_The input_.

----------

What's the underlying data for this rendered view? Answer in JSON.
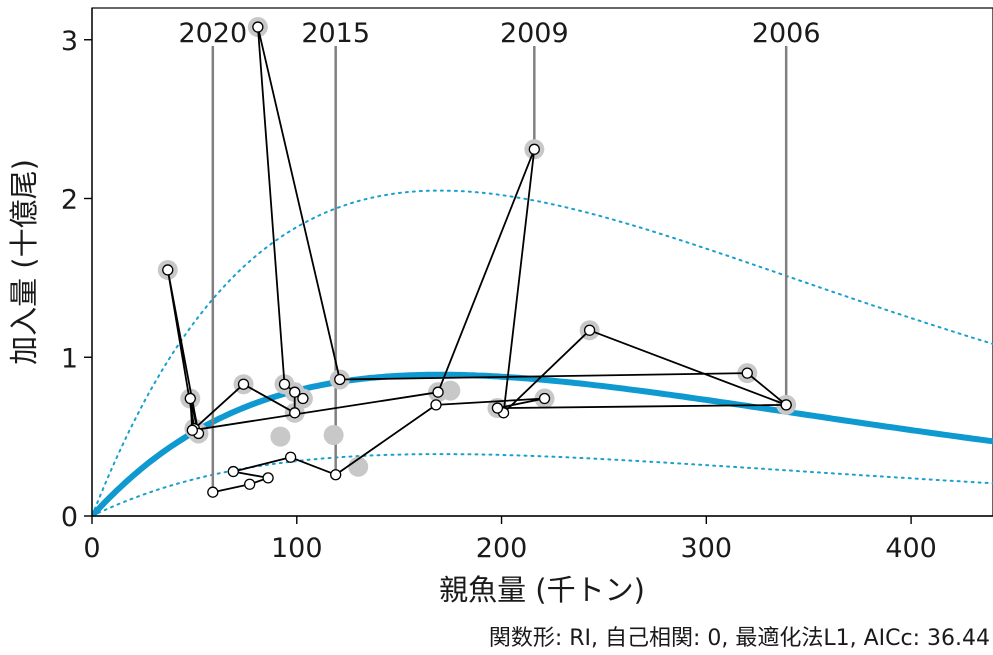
{
  "chart_data": {
    "type": "scatter",
    "xlabel": "親魚量 (千トン)",
    "ylabel": "加入量 (十億尾)",
    "caption": "関数形: RI, 自己相関: 0, 最適化法L1, AICc: 36.44",
    "xlim": [
      0,
      440
    ],
    "ylim": [
      0,
      3.2
    ],
    "xticks": [
      0,
      100,
      200,
      300,
      400
    ],
    "yticks": [
      0,
      1,
      2,
      3
    ],
    "grid": false,
    "colors": {
      "fit": "#0e9ad0",
      "interval": "#1aa0cc",
      "path": "#000000",
      "background_points": "#c8c8c8",
      "year_marker": "#808080"
    },
    "fitted_curve": {
      "name": "",
      "model": "RI",
      "peak_x": 170,
      "peak_y": 0.89,
      "style": "solid"
    },
    "interval_upper": {
      "peak_x": 170,
      "peak_y": 2.05,
      "style": "dotted"
    },
    "interval_lower": {
      "peak_x": 170,
      "peak_y": 0.39,
      "style": "dotted"
    },
    "trajectory": [
      {
        "x": 339,
        "y": 0.7
      },
      {
        "x": 320,
        "y": 0.9
      },
      {
        "x": 121,
        "y": 0.86
      },
      {
        "x": 81,
        "y": 3.08
      },
      {
        "x": 94,
        "y": 0.83
      },
      {
        "x": 103,
        "y": 0.74
      },
      {
        "x": 99,
        "y": 0.78
      },
      {
        "x": 99,
        "y": 0.65
      },
      {
        "x": 74,
        "y": 0.83
      },
      {
        "x": 50,
        "y": 0.55
      },
      {
        "x": 37,
        "y": 1.55
      },
      {
        "x": 52,
        "y": 0.52
      },
      {
        "x": 48,
        "y": 0.74
      },
      {
        "x": 49,
        "y": 0.54
      },
      {
        "x": 169,
        "y": 0.78
      },
      {
        "x": 216,
        "y": 2.31
      },
      {
        "x": 201,
        "y": 0.65
      },
      {
        "x": 243,
        "y": 1.17
      },
      {
        "x": 339,
        "y": 0.7
      },
      {
        "x": 198,
        "y": 0.68
      },
      {
        "x": 221,
        "y": 0.74
      },
      {
        "x": 168,
        "y": 0.7
      },
      {
        "x": 119,
        "y": 0.26
      },
      {
        "x": 97,
        "y": 0.37
      },
      {
        "x": 69,
        "y": 0.28
      },
      {
        "x": 86,
        "y": 0.24
      },
      {
        "x": 77,
        "y": 0.2
      },
      {
        "x": 59,
        "y": 0.15
      }
    ],
    "background_points": [
      {
        "x": 37,
        "y": 1.55
      },
      {
        "x": 48,
        "y": 0.74
      },
      {
        "x": 50,
        "y": 0.55
      },
      {
        "x": 52,
        "y": 0.52
      },
      {
        "x": 74,
        "y": 0.83
      },
      {
        "x": 81,
        "y": 3.08
      },
      {
        "x": 94,
        "y": 0.83
      },
      {
        "x": 99,
        "y": 0.78
      },
      {
        "x": 99,
        "y": 0.65
      },
      {
        "x": 103,
        "y": 0.74
      },
      {
        "x": 121,
        "y": 0.86
      },
      {
        "x": 169,
        "y": 0.78
      },
      {
        "x": 175,
        "y": 0.79
      },
      {
        "x": 198,
        "y": 0.68
      },
      {
        "x": 216,
        "y": 2.31
      },
      {
        "x": 221,
        "y": 0.74
      },
      {
        "x": 243,
        "y": 1.17
      },
      {
        "x": 320,
        "y": 0.9
      },
      {
        "x": 339,
        "y": 0.7
      },
      {
        "x": 92,
        "y": 0.5
      },
      {
        "x": 118,
        "y": 0.51
      },
      {
        "x": 130,
        "y": 0.31
      }
    ],
    "year_markers": [
      {
        "label": "2020",
        "x": 59,
        "y": 0.15
      },
      {
        "label": "2015",
        "x": 119,
        "y": 0.26
      },
      {
        "label": "2009",
        "x": 216,
        "y": 2.31
      },
      {
        "label": "2006",
        "x": 339,
        "y": 0.7
      }
    ]
  }
}
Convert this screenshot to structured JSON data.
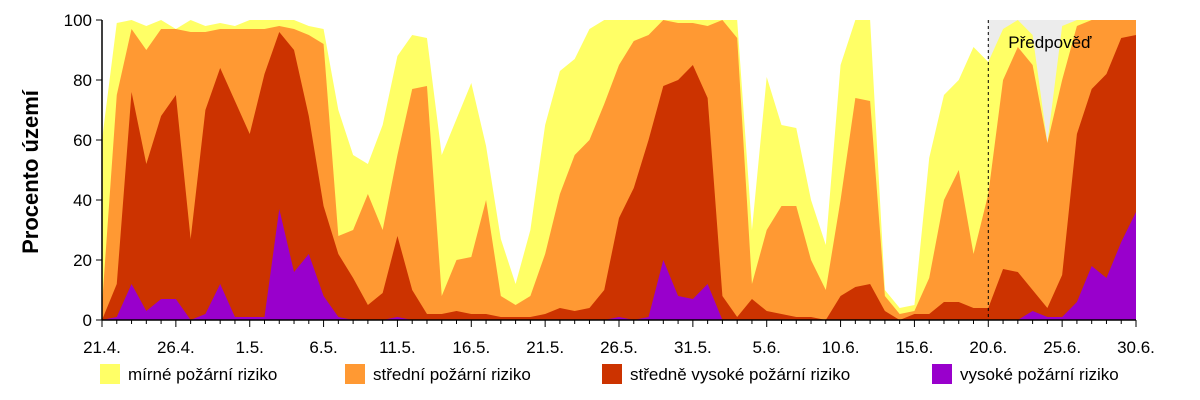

----------

Pictures stay out; repeat all the rest of the records exactly.

What's the underlying data for this rendered view? Answer in JSON.
{
  "chart_data": {
    "type": "scatter",
    "xlabel": "親魚量 (千トン)",
    "ylabel": "加入量 (十億尾)",
    "caption": "関数形: RI, 自己相関: 0, 最適化法L1, AICc: 36.44",
    "xlim": [
      0,
      440
    ],
    "ylim": [
      0,
      3.2
    ],
    "xticks": [
      0,
      100,
      200,
      300,
      400
    ],
    "yticks": [
      0,
      1,
      2,
      3
    ],
    "grid": false,
    "colors": {
      "fit": "#0e9ad0",
      "interval": "#1aa0cc",
      "path": "#000000",
      "background_points": "#c8c8c8",
      "year_marker": "#808080"
    },
    "fitted_curve": {
      "name": "",
      "model": "RI",
      "peak_x": 170,
      "peak_y": 0.89,
      "style": "solid"
    },
    "interval_upper": {
      "peak_x": 170,
      "peak_y": 2.05,
      "style": "dotted"
    },
    "interval_lower": {
      "peak_x": 170,
      "peak_y": 0.39,
      "style": "dotted"
    },
    "trajectory": [
      {
        "x": 339,
        "y": 0.7
      },
      {
        "x": 320,
        "y": 0.9
      },
      {
        "x": 121,
        "y": 0.86
      },
      {
        "x": 81,
        "y": 3.08
      },
      {
        "x": 94,
        "y": 0.83
      },
      {
        "x": 103,
        "y": 0.74
      },
      {
        "x": 99,
        "y": 0.78
      },
      {
        "x": 99,
        "y": 0.65
      },
      {
        "x": 74,
        "y": 0.83
      },
      {
        "x": 50,
        "y": 0.55
      },
      {
        "x": 37,
        "y": 1.55
      },
      {
        "x": 52,
        "y": 0.52
      },
      {
        "x": 48,
        "y": 0.74
      },
      {
        "x": 49,
        "y": 0.54
      },
      {
        "x": 169,
        "y": 0.78
      },
      {
        "x": 216,
        "y": 2.31
      },
      {
        "x": 201,
        "y": 0.65
      },
      {
        "x": 243,
        "y": 1.17
      },
      {
        "x": 339,
        "y": 0.7
      },
      {
        "x": 198,
        "y": 0.68
      },
      {
        "x": 221,
        "y": 0.74
      },
      {
        "x": 168,
        "y": 0.7
      },
      {
        "x": 119,
        "y": 0.26
      },
      {
        "x": 97,
        "y": 0.37
      },
      {
        "x": 69,
        "y": 0.28
      },
      {
        "x": 86,
        "y": 0.24
      },
      {
        "x": 77,
        "y": 0.2
      },
      {
        "x": 59,
        "y": 0.15
      }
    ],
    "background_points": [
      {
        "x": 37,
        "y": 1.55
      },
      {
        "x": 48,
        "y": 0.74
      },
      {
        "x": 50,
        "y": 0.55
      },
      {
        "x": 52,
        "y": 0.52
      },
      {
        "x": 74,
        "y": 0.83
      },
      {
        "x": 81,
        "y": 3.08
      },
      {
        "x": 94,
        "y": 0.83
      },
      {
        "x": 99,
        "y": 0.78
      },
      {
        "x": 99,
        "y": 0.65
      },
      {
        "x": 103,
        "y": 0.74
      },
      {
        "x": 121,
        "y": 0.86
      },
      {
        "x": 169,
        "y": 0.78
      },
      {
        "x": 175,
        "y": 0.79
      },
      {
        "x": 198,
        "y": 0.68
      },
      {
        "x": 216,
        "y": 2.31
      },
      {
        "x": 221,
        "y": 0.74
      },
      {
        "x": 243,
        "y": 1.17
      },
      {
        "x": 320,
        "y": 0.9
      },
      {
        "x": 339,
        "y": 0.7
      },
      {
        "x": 92,
        "y": 0.5
      },
      {
        "x": 118,
        "y": 0.51
      },
      {
        "x": 130,
        "y": 0.31
      }
    ],
    "year_markers": [
      {
        "label": "2020",
        "x": 59,
        "y": 0.15
      },
      {
        "label": "2015",
        "x": 119,
        "y": 0.26
      },
      {
        "label": "2009",
        "x": 216,
        "y": 2.31
      },
      {
        "label": "2006",
        "x": 339,
        "y": 0.7
      }
    ]
  }
}
Convert this screenshot to structured JSON data.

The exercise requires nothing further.